◆ Exercise prompt
Write out every line below that includes the word "春风不度玉门关".

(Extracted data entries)
◇ ◇ ◇ ◇
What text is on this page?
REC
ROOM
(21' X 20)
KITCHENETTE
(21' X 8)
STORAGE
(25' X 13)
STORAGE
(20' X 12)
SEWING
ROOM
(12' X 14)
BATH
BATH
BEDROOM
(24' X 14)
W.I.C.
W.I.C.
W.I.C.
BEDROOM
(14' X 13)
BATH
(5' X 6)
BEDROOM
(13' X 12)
◇ ◇ ◇ ◇
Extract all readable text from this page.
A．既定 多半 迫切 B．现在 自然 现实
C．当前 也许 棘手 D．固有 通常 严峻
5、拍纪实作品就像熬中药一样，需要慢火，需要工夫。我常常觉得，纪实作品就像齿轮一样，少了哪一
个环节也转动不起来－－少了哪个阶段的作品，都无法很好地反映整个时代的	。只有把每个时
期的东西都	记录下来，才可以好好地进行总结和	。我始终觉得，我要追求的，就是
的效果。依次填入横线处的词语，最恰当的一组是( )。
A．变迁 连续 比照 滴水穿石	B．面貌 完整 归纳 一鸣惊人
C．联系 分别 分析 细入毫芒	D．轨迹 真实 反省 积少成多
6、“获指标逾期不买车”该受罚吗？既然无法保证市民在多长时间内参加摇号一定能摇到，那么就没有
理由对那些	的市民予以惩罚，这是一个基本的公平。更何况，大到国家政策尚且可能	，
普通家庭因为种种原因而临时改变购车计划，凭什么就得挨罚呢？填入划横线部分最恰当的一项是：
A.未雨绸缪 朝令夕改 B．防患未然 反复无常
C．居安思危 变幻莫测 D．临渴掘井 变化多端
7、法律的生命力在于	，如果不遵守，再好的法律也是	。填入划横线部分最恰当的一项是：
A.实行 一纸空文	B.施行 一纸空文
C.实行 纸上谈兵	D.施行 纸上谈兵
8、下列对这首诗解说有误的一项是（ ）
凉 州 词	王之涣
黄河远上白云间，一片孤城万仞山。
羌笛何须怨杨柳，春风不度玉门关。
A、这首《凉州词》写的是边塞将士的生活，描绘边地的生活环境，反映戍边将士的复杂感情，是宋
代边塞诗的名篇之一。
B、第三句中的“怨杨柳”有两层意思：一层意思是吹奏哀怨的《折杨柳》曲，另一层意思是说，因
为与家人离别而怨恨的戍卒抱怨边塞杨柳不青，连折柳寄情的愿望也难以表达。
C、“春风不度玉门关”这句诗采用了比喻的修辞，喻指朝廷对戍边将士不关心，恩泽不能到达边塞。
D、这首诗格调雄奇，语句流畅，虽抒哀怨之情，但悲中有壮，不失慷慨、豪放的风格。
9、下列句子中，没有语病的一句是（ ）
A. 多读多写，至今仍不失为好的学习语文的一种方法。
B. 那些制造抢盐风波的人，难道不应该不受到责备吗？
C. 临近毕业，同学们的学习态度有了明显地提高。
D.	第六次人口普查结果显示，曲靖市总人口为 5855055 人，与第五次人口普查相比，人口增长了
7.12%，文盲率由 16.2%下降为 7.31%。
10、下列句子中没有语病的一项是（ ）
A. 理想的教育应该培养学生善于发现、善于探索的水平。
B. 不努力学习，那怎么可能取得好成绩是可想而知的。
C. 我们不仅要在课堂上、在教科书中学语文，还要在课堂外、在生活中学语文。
◇ ◇ ◇ ◇
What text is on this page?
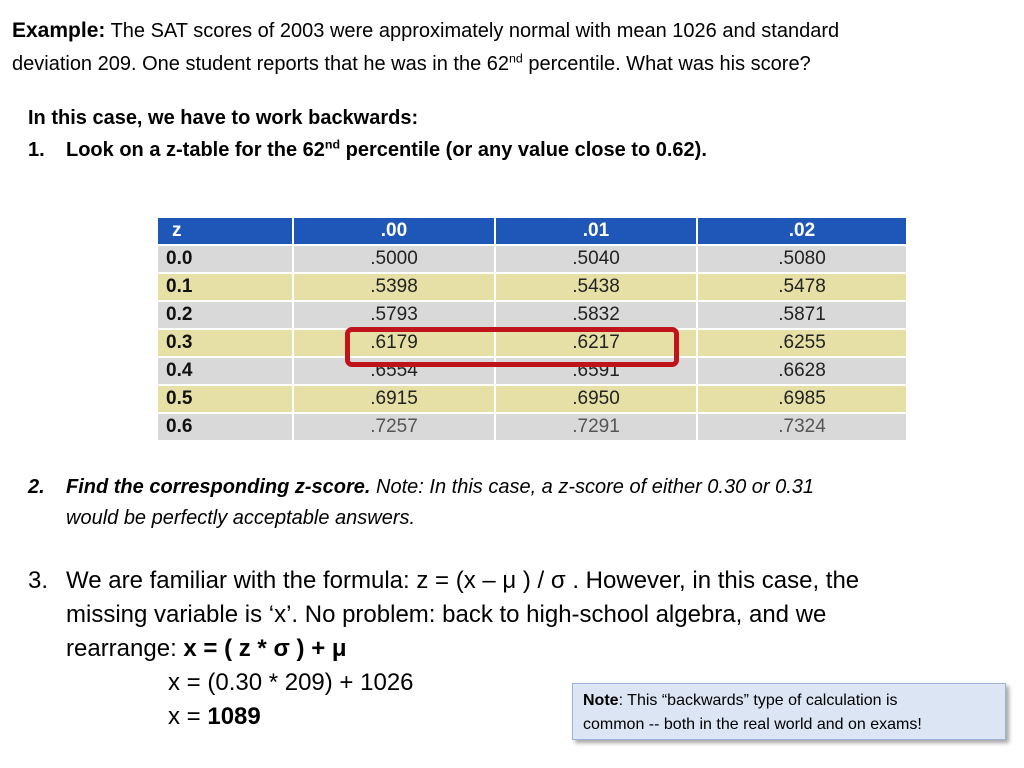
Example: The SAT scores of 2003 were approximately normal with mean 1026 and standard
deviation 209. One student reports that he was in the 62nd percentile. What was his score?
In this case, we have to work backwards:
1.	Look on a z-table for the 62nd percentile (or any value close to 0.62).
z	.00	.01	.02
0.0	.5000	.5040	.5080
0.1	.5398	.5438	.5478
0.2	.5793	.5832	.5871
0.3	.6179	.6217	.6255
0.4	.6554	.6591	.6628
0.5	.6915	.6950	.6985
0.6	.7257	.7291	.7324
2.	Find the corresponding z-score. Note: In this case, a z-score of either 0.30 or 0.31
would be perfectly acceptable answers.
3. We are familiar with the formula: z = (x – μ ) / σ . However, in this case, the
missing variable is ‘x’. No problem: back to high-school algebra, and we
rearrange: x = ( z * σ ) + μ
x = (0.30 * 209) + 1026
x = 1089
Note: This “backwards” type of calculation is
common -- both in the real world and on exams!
◇ ◇ ◇ ◇
◆ Exercise result
羌笛何须怨杨柳，春风不度玉门关。
C、“春风不度玉门关”这句诗采用了比喻的修辞，喻指朝廷对戍边将士不关心，恩泽不能到达边塞。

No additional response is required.